Show every line in the entries below where the word "name" appears.

* [DATA IN THIS EXERCISE]
++++

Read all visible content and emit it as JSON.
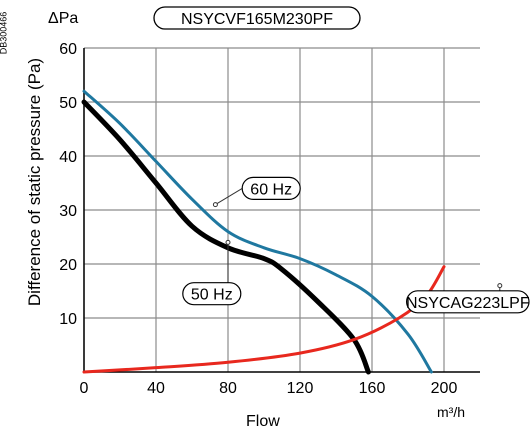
{
  "doc_id": "DB300466",
  "chart_data": {
    "type": "line",
    "title": "NSYCVF165M230PF",
    "ylabel": "Difference of static pressure (Pa)",
    "ylabel_unit": "ΔPa",
    "xlabel": "Flow",
    "xlabel_unit": "m³/h",
    "xlim": [
      0,
      220
    ],
    "ylim": [
      0,
      60
    ],
    "x_ticks": [
      0,
      40,
      80,
      120,
      160,
      200
    ],
    "y_ticks": [
      10,
      20,
      30,
      40,
      50,
      60
    ],
    "grid": true,
    "series": [
      {
        "name": "60 Hz",
        "color": "#1f78a0",
        "label_at": [
          104,
          34
        ],
        "arrow_to": [
          73,
          31
        ],
        "points": [
          [
            0,
            52
          ],
          [
            20,
            46
          ],
          [
            40,
            39
          ],
          [
            60,
            32
          ],
          [
            80,
            26
          ],
          [
            100,
            23
          ],
          [
            120,
            21
          ],
          [
            140,
            18
          ],
          [
            160,
            14
          ],
          [
            180,
            7
          ],
          [
            193,
            0
          ]
        ]
      },
      {
        "name": "50 Hz",
        "color": "#000000",
        "label_at": [
          71,
          14.5
        ],
        "arrow_to": [
          80,
          24
        ],
        "points": [
          [
            0,
            50
          ],
          [
            20,
            43
          ],
          [
            40,
            35
          ],
          [
            60,
            27
          ],
          [
            80,
            23
          ],
          [
            100,
            21
          ],
          [
            110,
            19
          ],
          [
            130,
            13
          ],
          [
            150,
            6
          ],
          [
            158,
            0
          ]
        ]
      },
      {
        "name": "NSYCAG223LPF",
        "color": "#e8281e",
        "label_at": [
          220,
          13
        ],
        "arrow_to": [
          231,
          16
        ],
        "points": [
          [
            0,
            0
          ],
          [
            40,
            0.8
          ],
          [
            80,
            1.8
          ],
          [
            120,
            3.5
          ],
          [
            150,
            6
          ],
          [
            175,
            10
          ],
          [
            190,
            14
          ],
          [
            200,
            19.5
          ]
        ]
      }
    ]
  }
}
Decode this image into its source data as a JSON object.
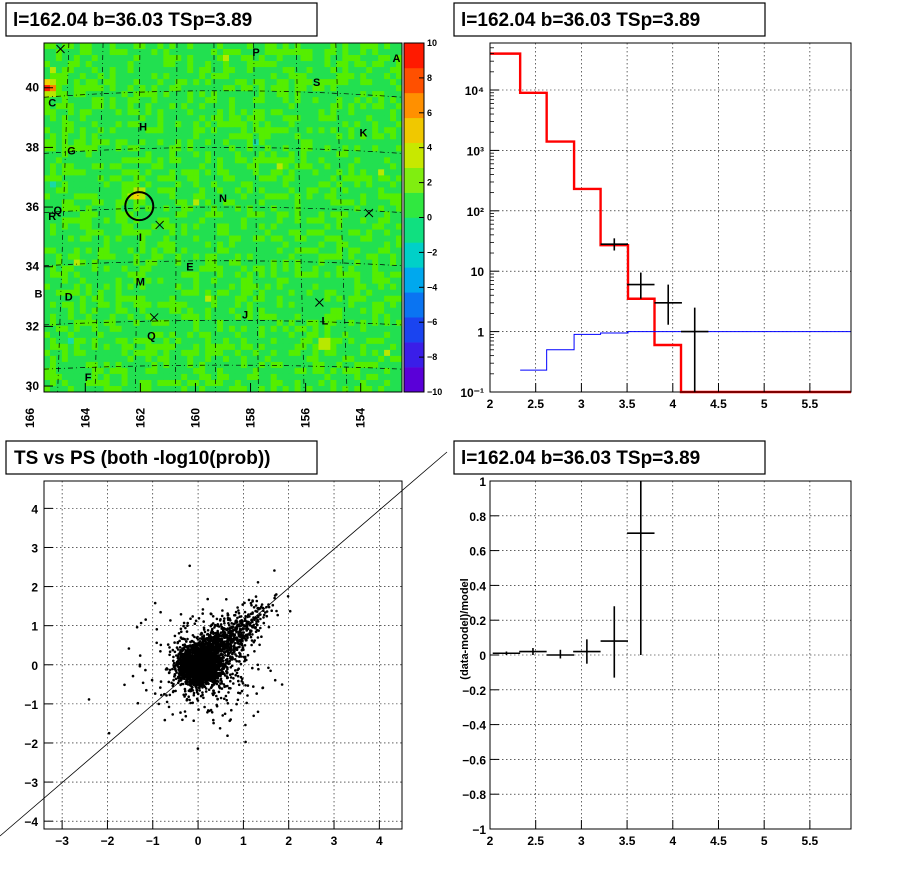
{
  "chart_data": [
    {
      "type": "heatmap",
      "title": "l=162.04 b=36.03 TSp=3.89",
      "xlim": [
        165.5,
        152.5
      ],
      "ylim": [
        29.8,
        41.5
      ],
      "xticks": [
        166,
        164,
        162,
        160,
        158,
        156,
        154
      ],
      "xtick_labels": [
        "166",
        "164",
        "162",
        "160",
        "158",
        "156",
        "154"
      ],
      "yticks": [
        30,
        32,
        34,
        36,
        38,
        40
      ],
      "ytick_labels": [
        "30",
        "32",
        "34",
        "36",
        "38",
        "40"
      ],
      "colorbar": {
        "range": [
          -10,
          10
        ],
        "ticks": [
          -10,
          -8,
          -6,
          -4,
          -2,
          0,
          2,
          4,
          6,
          8,
          10
        ],
        "tick_labels": [
          "−10",
          "−8",
          "−6",
          "−4",
          "−2",
          "0",
          "2",
          "4",
          "6",
          "8",
          "10"
        ]
      },
      "source_circle": {
        "l": 162.04,
        "b": 36.03
      },
      "labels": [
        {
          "text": "P",
          "l": 157.8,
          "b": 41.2
        },
        {
          "text": "A",
          "l": 152.7,
          "b": 41.0
        },
        {
          "text": "S",
          "l": 155.6,
          "b": 40.2
        },
        {
          "text": "C",
          "l": 165.2,
          "b": 39.5
        },
        {
          "text": "H",
          "l": 161.9,
          "b": 38.7
        },
        {
          "text": "K",
          "l": 153.9,
          "b": 38.5
        },
        {
          "text": "G",
          "l": 164.5,
          "b": 37.9
        },
        {
          "text": "N",
          "l": 159.0,
          "b": 36.3
        },
        {
          "text": "Q",
          "l": 165.0,
          "b": 35.9
        },
        {
          "text": "R",
          "l": 165.2,
          "b": 35.7
        },
        {
          "text": "I",
          "l": 162.0,
          "b": 35.0
        },
        {
          "text": "E",
          "l": 160.2,
          "b": 34.0
        },
        {
          "text": "M",
          "l": 162.0,
          "b": 33.5
        },
        {
          "text": "B",
          "l": 165.7,
          "b": 33.1
        },
        {
          "text": "D",
          "l": 164.6,
          "b": 33.0
        },
        {
          "text": "J",
          "l": 158.2,
          "b": 32.4
        },
        {
          "text": "L",
          "l": 155.3,
          "b": 32.2
        },
        {
          "text": "Q",
          "l": 161.6,
          "b": 31.7
        },
        {
          "text": "F",
          "l": 163.9,
          "b": 30.3
        }
      ],
      "crosses": [
        {
          "l": 164.9,
          "b": 41.3
        },
        {
          "l": 161.3,
          "b": 35.4
        },
        {
          "l": 153.7,
          "b": 35.8
        },
        {
          "l": 155.5,
          "b": 32.8
        },
        {
          "l": 161.5,
          "b": 32.3
        }
      ],
      "hot_spots": [
        {
          "l": 165.3,
          "b": 40.0,
          "value": 9
        },
        {
          "l": 162.1,
          "b": 36.4,
          "value": 5
        },
        {
          "l": 155.3,
          "b": 31.4,
          "value": 4
        }
      ]
    },
    {
      "type": "line",
      "title": "l=162.04 b=36.03 TSp=3.89",
      "xlim": [
        2,
        5.95
      ],
      "ylim": [
        0.1,
        60000
      ],
      "yscale": "log",
      "xticks": [
        2,
        2.5,
        3,
        3.5,
        4,
        4.5,
        5,
        5.5
      ],
      "xtick_labels": [
        "2",
        "2.5",
        "3",
        "3.5",
        "4",
        "4.5",
        "5",
        "5.5"
      ],
      "yticks": [
        0.1,
        1,
        10,
        100,
        1000,
        10000
      ],
      "ytick_labels": [
        "10⁻¹",
        "1",
        "10",
        "10²",
        "10³",
        "10⁴"
      ],
      "grid": true,
      "series": [
        {
          "color": "#ff0000",
          "style": "step",
          "edges": [
            2.0,
            2.33,
            2.62,
            2.92,
            3.21,
            3.51,
            3.8,
            4.09,
            4.39,
            5.95
          ],
          "values": [
            40000,
            9000,
            1400,
            230,
            27,
            3.5,
            0.6,
            0.1,
            0.1
          ]
        },
        {
          "color": "#0000ff",
          "style": "step",
          "edges": [
            2.33,
            2.62,
            2.92,
            3.21,
            3.51,
            3.8,
            4.09,
            4.39,
            5.95
          ],
          "values": [
            0.23,
            0.5,
            0.9,
            0.95,
            1.0,
            1.0,
            1.0,
            1.0
          ]
        },
        {
          "color": "#000000",
          "style": "errorbars",
          "points": [
            {
              "x": 3.36,
              "xerr": 0.15,
              "y": 28,
              "ylo": 22,
              "yhi": 35
            },
            {
              "x": 3.65,
              "xerr": 0.15,
              "y": 6,
              "ylo": 3.5,
              "yhi": 9.5
            },
            {
              "x": 3.95,
              "xerr": 0.15,
              "y": 3,
              "ylo": 1.3,
              "yhi": 6
            },
            {
              "x": 4.24,
              "xerr": 0.15,
              "y": 1.0,
              "ylo": 0.1,
              "yhi": 2.5
            }
          ]
        }
      ]
    },
    {
      "type": "scatter",
      "title": "TS vs PS (both -log10(prob))",
      "xlim": [
        -3.4,
        4.5
      ],
      "ylim": [
        -4.2,
        4.7
      ],
      "xticks": [
        -3,
        -2,
        -1,
        0,
        1,
        2,
        3,
        4
      ],
      "xtick_labels": [
        "−3",
        "−2",
        "−1",
        "0",
        "1",
        "2",
        "3",
        "4"
      ],
      "yticks": [
        -4,
        -3,
        -2,
        -1,
        0,
        1,
        2,
        3,
        4
      ],
      "ytick_labels": [
        "−4",
        "−3",
        "−2",
        "−1",
        "0",
        "1",
        "2",
        "3",
        "4"
      ],
      "grid": true,
      "diagonal": "y = x",
      "point_count": 3200,
      "distribution": "dense core near (0,0) with sigma ~0.35, tail toward positive x and y up to ~3, sparse outliers to x=-3.5 and y=-3.5"
    },
    {
      "type": "scatter",
      "title": "l=162.04 b=36.03 TSp=3.89",
      "ylabel": "(data-model)/model",
      "xlim": [
        2,
        5.95
      ],
      "ylim": [
        -1,
        1
      ],
      "xticks": [
        2,
        2.5,
        3,
        3.5,
        4,
        4.5,
        5,
        5.5
      ],
      "xtick_labels": [
        "2",
        "2.5",
        "3",
        "3.5",
        "4",
        "4.5",
        "5",
        "5.5"
      ],
      "yticks": [
        -1,
        -0.8,
        -0.6,
        -0.4,
        -0.2,
        0,
        0.2,
        0.4,
        0.6,
        0.8,
        1
      ],
      "ytick_labels": [
        "−1",
        "−0.8",
        "−0.6",
        "−0.4",
        "−0.2",
        "0",
        "0.2",
        "0.4",
        "0.6",
        "0.8",
        "1"
      ],
      "grid": true,
      "points": [
        {
          "x": 2.18,
          "xerr": 0.15,
          "y": 0.01,
          "ylo": 0.0,
          "yhi": 0.02
        },
        {
          "x": 2.47,
          "xerr": 0.15,
          "y": 0.02,
          "ylo": 0.0,
          "yhi": 0.04
        },
        {
          "x": 2.77,
          "xerr": 0.15,
          "y": 0.0,
          "ylo": -0.02,
          "yhi": 0.03
        },
        {
          "x": 3.06,
          "xerr": 0.15,
          "y": 0.02,
          "ylo": -0.05,
          "yhi": 0.09
        },
        {
          "x": 3.36,
          "xerr": 0.15,
          "y": 0.08,
          "ylo": -0.13,
          "yhi": 0.28
        },
        {
          "x": 3.65,
          "xerr": 0.15,
          "y": 0.7,
          "ylo": 0.0,
          "yhi": 1.0
        }
      ]
    }
  ]
}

++++

* [SOLUTION TO THE PROBLEM]
        "name": "60 Hz",
        "name": "50 Hz",
        "name": "NSYCAG223LPF",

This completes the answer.